# WORK TO DO
Report each line of the data that has "可能是一段机密的文件" somewhere in it.

# DATASET RECORDS
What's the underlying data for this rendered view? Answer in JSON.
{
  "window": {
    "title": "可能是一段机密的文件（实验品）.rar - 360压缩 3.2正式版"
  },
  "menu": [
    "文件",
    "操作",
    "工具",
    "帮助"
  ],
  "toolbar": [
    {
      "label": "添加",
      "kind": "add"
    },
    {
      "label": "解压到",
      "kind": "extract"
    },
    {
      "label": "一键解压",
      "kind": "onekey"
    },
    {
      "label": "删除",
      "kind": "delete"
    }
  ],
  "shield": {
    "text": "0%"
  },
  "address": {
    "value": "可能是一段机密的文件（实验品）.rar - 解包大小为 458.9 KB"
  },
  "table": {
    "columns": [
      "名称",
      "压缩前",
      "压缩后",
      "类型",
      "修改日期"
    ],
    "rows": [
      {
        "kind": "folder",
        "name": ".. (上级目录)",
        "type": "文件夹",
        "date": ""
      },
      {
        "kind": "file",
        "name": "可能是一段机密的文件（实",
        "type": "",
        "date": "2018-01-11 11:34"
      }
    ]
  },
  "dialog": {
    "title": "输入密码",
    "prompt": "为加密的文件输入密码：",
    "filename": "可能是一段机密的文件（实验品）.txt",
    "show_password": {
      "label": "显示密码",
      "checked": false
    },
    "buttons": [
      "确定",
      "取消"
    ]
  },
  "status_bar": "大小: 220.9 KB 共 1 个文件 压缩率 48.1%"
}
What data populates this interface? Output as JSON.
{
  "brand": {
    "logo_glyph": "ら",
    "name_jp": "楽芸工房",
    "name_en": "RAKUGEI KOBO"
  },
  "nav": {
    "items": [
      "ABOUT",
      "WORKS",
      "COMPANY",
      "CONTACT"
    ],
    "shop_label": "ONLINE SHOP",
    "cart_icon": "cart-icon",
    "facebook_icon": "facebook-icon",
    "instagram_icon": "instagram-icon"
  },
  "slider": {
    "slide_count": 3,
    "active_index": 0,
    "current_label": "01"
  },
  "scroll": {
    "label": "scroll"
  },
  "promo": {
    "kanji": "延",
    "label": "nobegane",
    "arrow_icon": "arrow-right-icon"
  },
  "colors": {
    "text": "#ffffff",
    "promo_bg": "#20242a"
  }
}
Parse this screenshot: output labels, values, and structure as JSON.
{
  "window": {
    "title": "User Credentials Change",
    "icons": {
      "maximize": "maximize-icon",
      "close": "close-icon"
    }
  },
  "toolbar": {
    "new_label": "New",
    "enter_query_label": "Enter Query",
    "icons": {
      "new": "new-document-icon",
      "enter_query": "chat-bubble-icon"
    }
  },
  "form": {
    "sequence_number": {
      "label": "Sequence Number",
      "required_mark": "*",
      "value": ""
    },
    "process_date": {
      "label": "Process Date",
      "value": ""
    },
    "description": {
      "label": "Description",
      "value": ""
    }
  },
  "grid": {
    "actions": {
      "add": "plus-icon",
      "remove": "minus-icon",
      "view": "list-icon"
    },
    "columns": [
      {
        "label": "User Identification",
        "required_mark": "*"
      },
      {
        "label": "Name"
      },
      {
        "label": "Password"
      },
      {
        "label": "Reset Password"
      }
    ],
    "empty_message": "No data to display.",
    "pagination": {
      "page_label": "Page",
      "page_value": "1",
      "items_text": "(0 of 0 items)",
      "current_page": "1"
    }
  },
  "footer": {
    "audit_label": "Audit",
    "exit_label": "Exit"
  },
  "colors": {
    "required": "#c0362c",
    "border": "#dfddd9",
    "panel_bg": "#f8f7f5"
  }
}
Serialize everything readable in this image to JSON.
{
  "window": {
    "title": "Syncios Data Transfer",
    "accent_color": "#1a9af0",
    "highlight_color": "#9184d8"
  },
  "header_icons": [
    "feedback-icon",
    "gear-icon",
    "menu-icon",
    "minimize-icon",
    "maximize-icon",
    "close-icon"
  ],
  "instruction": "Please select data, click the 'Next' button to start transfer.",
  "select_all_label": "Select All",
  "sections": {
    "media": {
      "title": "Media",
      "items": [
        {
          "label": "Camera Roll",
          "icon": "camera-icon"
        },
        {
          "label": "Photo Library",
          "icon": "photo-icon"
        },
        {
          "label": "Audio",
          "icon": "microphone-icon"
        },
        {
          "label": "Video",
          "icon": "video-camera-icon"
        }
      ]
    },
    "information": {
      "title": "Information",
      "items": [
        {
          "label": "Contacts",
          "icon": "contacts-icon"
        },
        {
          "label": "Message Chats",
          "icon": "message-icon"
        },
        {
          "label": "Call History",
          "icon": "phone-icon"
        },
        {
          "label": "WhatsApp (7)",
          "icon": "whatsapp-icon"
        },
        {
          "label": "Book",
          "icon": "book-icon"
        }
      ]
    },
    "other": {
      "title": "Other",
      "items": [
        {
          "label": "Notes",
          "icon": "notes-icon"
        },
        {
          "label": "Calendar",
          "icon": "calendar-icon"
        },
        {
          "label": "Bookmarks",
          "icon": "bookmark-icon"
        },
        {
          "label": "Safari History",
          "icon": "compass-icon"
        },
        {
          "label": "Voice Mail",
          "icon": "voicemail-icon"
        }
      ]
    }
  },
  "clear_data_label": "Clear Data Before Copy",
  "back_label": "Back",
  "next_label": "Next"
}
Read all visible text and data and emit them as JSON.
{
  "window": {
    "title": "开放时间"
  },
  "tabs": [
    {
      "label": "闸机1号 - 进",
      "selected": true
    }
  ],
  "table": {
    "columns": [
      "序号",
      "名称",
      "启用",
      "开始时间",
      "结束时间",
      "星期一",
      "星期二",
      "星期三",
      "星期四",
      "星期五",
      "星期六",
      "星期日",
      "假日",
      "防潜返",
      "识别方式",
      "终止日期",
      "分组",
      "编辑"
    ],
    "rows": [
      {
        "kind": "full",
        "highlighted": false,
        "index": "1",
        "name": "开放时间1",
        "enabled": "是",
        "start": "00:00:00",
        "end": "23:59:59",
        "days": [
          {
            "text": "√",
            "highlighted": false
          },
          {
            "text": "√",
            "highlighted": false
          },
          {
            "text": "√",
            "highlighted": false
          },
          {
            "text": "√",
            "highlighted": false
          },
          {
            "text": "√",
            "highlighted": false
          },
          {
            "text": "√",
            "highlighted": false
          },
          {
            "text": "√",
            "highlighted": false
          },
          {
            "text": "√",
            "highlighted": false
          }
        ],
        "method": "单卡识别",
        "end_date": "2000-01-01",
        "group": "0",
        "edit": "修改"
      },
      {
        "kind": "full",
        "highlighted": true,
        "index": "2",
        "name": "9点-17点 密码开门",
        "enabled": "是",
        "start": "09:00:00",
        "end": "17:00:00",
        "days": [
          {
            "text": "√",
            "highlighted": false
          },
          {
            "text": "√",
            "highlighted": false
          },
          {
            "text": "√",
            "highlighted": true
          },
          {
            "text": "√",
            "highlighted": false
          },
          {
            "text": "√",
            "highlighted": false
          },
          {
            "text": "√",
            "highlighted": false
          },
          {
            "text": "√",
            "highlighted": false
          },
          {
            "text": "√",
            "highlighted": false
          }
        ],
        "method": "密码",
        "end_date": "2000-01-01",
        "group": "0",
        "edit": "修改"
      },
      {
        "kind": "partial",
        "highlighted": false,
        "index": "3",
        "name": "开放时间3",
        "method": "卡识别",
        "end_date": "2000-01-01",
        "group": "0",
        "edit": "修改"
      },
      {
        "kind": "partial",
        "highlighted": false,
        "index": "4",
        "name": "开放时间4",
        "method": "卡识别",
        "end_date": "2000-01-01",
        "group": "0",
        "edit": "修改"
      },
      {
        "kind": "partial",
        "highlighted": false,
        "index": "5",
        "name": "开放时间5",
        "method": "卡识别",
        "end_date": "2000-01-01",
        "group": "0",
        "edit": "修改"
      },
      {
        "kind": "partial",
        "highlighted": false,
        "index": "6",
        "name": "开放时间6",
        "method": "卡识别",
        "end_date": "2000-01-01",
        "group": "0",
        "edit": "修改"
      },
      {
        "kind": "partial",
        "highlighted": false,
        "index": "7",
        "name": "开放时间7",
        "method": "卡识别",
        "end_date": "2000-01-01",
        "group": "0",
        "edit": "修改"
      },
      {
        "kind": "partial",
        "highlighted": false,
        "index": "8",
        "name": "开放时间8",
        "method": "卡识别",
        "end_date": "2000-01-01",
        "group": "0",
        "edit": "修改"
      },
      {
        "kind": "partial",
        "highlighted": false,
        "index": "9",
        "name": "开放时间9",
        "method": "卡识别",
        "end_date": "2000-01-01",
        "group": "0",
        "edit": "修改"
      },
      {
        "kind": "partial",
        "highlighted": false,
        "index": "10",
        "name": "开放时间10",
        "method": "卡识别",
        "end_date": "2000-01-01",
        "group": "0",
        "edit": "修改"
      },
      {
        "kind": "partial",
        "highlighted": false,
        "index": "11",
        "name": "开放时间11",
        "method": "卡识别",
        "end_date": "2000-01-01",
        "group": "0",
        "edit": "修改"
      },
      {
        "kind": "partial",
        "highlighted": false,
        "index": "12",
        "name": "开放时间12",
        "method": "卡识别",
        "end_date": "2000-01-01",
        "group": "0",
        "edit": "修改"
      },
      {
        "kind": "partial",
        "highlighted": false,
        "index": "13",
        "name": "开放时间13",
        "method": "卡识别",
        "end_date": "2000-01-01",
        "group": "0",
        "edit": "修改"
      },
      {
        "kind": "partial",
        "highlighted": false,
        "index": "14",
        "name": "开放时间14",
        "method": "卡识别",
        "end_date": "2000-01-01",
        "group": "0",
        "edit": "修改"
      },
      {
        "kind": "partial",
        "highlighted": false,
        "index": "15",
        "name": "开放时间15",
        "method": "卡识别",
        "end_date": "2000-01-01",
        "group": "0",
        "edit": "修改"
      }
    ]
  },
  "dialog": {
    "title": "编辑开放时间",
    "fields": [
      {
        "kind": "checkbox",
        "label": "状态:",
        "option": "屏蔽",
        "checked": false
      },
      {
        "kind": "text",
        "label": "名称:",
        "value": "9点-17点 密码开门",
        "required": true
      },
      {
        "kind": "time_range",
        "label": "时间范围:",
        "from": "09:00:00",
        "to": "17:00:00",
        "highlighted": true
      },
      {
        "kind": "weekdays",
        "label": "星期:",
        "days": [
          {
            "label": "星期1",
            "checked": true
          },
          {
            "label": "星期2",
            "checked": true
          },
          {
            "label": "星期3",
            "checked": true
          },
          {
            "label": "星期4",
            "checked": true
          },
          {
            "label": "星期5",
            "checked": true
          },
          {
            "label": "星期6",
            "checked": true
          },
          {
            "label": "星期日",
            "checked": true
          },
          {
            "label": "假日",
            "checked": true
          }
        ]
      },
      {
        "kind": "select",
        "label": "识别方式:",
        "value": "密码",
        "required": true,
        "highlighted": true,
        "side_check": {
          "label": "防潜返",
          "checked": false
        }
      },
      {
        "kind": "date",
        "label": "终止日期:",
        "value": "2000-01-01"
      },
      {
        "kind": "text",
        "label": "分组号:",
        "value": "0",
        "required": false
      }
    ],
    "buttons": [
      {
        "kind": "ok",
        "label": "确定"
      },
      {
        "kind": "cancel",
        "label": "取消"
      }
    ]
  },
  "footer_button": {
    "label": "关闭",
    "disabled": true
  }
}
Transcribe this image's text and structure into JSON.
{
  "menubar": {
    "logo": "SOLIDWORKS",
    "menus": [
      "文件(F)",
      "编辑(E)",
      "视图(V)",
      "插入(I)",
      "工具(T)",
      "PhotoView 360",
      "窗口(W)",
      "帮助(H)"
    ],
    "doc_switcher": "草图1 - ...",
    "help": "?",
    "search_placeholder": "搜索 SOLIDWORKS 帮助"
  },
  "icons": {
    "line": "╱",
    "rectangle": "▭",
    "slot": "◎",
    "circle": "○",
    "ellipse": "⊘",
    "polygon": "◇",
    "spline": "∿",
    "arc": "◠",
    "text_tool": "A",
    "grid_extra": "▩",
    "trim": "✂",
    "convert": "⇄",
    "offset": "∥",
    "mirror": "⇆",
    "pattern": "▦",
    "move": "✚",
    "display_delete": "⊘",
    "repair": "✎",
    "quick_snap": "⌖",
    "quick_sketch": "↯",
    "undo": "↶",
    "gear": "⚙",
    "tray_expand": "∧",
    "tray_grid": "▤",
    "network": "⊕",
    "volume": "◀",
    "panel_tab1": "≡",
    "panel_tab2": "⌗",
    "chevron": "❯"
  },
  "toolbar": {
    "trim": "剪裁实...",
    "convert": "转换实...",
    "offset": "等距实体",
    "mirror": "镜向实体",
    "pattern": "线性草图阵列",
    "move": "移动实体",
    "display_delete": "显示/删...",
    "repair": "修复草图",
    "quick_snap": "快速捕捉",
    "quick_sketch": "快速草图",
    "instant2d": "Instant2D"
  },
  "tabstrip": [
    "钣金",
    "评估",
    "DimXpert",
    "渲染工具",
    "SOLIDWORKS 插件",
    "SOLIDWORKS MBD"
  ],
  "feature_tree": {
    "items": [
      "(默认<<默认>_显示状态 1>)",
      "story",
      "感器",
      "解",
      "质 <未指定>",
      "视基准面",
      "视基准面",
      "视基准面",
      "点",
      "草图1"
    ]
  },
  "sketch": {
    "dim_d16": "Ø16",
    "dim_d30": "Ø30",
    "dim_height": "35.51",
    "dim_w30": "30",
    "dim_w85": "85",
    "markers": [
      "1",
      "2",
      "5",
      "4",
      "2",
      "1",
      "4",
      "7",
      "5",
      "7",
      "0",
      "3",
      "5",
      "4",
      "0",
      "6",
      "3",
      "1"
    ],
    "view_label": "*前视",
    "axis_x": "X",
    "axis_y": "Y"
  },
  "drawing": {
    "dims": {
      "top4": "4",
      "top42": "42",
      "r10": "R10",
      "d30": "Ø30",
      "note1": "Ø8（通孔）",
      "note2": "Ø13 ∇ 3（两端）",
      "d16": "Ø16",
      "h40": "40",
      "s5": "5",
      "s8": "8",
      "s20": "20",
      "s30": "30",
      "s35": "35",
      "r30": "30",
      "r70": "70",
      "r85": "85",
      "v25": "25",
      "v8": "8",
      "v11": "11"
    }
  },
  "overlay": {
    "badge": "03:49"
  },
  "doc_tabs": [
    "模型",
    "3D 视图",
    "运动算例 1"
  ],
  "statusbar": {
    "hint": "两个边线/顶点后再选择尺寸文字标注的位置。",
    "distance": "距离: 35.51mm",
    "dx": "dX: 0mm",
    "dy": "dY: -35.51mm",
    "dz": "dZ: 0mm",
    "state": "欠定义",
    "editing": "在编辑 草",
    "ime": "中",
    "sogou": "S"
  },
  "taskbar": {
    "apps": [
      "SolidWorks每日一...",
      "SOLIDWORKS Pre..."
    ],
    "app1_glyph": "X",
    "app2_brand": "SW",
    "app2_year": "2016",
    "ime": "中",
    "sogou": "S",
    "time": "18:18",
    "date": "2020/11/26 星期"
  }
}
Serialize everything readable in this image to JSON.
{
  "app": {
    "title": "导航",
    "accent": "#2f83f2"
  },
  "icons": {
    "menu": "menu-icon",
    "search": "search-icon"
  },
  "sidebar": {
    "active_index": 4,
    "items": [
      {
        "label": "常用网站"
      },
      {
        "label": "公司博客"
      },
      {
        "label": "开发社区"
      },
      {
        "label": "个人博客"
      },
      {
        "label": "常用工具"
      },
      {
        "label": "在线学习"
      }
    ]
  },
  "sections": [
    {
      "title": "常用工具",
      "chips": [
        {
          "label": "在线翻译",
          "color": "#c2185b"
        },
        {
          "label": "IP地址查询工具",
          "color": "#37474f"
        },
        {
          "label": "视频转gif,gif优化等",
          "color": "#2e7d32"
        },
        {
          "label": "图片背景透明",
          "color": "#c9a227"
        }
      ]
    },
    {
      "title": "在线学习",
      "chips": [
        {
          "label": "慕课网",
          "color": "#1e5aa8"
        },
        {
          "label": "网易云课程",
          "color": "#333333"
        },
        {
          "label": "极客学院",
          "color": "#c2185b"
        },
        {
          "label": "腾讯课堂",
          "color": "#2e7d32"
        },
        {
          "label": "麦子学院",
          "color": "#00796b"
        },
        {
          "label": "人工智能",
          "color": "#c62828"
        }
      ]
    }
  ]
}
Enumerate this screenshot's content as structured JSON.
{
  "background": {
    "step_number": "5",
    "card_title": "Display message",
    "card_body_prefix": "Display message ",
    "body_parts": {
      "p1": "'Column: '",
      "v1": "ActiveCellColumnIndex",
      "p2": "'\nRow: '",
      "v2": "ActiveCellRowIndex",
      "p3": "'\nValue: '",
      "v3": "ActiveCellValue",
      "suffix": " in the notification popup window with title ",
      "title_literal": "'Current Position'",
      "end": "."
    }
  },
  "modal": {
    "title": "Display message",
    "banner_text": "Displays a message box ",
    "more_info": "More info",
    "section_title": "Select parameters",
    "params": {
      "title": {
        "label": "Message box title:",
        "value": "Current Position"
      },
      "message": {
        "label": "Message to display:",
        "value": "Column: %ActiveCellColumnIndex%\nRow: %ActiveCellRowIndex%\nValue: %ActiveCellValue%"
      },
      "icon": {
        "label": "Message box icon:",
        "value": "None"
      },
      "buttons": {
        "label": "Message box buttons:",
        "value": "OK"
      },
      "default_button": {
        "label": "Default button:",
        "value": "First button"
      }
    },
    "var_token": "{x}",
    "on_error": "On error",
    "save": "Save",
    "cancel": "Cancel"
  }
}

# FINAL RESULT
    "title": "可能是一段机密的文件（实验品）.rar - 360压缩 3.2正式版"
    "value": "可能是一段机密的文件（实验品）.rar - 解包大小为 458.9 KB"
        "name": "可能是一段机密的文件（实",
    "filename": "可能是一段机密的文件（实验品）.txt",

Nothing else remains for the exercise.